Data excerpts:
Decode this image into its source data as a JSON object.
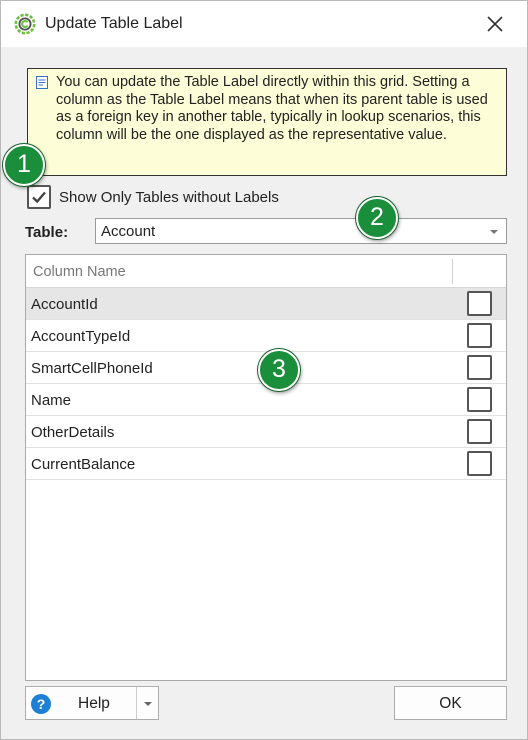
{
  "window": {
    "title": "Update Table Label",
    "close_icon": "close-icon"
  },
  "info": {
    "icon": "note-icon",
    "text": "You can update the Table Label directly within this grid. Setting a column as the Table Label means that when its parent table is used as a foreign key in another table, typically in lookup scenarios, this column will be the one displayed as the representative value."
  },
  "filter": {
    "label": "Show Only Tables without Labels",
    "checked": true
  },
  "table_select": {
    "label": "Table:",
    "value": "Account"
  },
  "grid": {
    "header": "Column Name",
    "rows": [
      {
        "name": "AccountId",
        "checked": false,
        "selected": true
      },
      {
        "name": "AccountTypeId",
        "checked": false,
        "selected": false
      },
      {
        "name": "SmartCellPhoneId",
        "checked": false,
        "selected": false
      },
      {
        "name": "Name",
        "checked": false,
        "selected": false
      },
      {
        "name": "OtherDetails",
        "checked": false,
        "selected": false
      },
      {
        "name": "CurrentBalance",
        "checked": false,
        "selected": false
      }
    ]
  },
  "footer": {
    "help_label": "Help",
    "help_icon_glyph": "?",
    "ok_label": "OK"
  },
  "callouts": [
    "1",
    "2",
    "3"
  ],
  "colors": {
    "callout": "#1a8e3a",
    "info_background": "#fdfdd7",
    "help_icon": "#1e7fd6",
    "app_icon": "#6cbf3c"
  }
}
* * *
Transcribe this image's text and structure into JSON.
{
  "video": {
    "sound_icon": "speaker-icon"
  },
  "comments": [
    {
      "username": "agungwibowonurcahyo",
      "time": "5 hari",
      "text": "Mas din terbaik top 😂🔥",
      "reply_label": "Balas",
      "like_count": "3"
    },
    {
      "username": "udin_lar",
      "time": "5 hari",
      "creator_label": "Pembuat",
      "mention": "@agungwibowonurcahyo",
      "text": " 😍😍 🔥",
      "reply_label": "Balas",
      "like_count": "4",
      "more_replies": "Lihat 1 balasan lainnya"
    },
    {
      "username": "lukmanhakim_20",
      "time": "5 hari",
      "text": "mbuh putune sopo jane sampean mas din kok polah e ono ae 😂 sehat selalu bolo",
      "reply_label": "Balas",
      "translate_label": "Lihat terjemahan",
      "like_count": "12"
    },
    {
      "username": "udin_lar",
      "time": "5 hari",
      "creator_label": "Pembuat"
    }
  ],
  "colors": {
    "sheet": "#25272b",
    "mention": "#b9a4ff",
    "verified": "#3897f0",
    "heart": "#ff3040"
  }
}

**Exercise:** Return every line from the records above that holds the word "username".

**Output for this exercise:**
      "username": "agungwibowonurcahyo",
      "username": "udin_lar",
      "username": "lukmanhakim_20",
      "username": "udin_lar",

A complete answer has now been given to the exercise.